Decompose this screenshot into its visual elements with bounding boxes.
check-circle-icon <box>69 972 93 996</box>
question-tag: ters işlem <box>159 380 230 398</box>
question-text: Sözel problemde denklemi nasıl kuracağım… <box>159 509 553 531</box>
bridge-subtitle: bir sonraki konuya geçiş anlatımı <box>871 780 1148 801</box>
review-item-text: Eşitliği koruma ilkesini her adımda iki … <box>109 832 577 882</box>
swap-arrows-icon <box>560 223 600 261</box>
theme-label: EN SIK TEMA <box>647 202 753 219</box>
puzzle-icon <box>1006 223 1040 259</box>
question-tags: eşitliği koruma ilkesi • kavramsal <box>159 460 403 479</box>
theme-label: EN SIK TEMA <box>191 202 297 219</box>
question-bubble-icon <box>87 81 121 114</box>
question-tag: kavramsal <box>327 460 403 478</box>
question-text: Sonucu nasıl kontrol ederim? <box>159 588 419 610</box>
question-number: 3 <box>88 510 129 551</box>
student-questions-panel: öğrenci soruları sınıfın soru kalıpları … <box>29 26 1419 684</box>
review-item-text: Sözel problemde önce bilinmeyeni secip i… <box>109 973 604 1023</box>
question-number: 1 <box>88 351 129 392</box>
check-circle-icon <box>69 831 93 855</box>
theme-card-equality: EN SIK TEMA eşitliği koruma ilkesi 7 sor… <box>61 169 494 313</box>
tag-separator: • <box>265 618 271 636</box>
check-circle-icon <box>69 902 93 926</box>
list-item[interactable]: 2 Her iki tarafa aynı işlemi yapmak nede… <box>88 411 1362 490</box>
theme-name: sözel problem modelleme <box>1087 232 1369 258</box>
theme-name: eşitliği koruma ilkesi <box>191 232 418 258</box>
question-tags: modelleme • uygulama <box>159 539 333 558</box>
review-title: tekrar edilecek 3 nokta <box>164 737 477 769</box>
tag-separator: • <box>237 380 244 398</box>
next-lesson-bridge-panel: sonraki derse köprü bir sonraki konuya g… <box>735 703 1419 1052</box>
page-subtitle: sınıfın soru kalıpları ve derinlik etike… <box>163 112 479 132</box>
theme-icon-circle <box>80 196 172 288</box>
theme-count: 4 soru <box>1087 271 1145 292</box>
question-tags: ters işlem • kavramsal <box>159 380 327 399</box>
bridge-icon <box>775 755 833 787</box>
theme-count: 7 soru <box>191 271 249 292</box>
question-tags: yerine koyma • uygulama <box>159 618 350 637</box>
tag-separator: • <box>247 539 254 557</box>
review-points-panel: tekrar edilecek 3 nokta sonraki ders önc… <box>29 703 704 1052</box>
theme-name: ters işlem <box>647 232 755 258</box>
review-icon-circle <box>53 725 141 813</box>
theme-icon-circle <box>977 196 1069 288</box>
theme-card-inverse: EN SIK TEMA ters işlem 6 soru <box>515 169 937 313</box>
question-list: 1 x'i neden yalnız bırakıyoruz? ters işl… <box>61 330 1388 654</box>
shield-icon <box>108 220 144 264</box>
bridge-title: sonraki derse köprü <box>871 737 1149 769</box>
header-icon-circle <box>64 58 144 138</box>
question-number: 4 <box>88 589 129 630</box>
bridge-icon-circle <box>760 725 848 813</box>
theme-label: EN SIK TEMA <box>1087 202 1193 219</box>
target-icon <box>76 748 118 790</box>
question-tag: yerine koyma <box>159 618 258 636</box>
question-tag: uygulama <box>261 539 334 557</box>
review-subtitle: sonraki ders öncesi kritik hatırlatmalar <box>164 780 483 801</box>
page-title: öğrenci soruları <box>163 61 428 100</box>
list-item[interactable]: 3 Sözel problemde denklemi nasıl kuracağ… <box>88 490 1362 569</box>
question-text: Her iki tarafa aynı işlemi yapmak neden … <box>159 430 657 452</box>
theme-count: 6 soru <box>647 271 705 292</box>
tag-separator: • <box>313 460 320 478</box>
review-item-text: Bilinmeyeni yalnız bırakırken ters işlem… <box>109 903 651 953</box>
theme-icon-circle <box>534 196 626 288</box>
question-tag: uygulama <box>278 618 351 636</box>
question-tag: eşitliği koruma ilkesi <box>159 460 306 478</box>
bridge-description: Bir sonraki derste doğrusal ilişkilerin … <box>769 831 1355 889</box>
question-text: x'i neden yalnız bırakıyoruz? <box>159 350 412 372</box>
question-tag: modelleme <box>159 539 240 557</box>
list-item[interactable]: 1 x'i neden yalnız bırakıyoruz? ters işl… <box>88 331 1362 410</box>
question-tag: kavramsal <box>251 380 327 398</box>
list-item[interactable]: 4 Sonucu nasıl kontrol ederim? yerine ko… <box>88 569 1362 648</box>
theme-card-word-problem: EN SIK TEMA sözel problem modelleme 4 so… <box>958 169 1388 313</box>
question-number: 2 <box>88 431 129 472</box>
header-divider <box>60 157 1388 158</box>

*-*-*

# [Exercise brief]
Find each line in the material above that contains the string "interactable", and copy those lines.

# [Expected output]
list-item[interactable]: 2 Her iki tarafa aynı işlemi yapmak nede… <box>88 411 1362 490</box>
list-item[interactable]: 3 Sözel problemde denklemi nasıl kuracağ… <box>88 490 1362 569</box>
list-item[interactable]: 1 x'i neden yalnız bırakıyoruz? ters işl… <box>88 331 1362 410</box>
list-item[interactable]: 4 Sonucu nasıl kontrol ederim? yerine ko… <box>88 569 1362 648</box>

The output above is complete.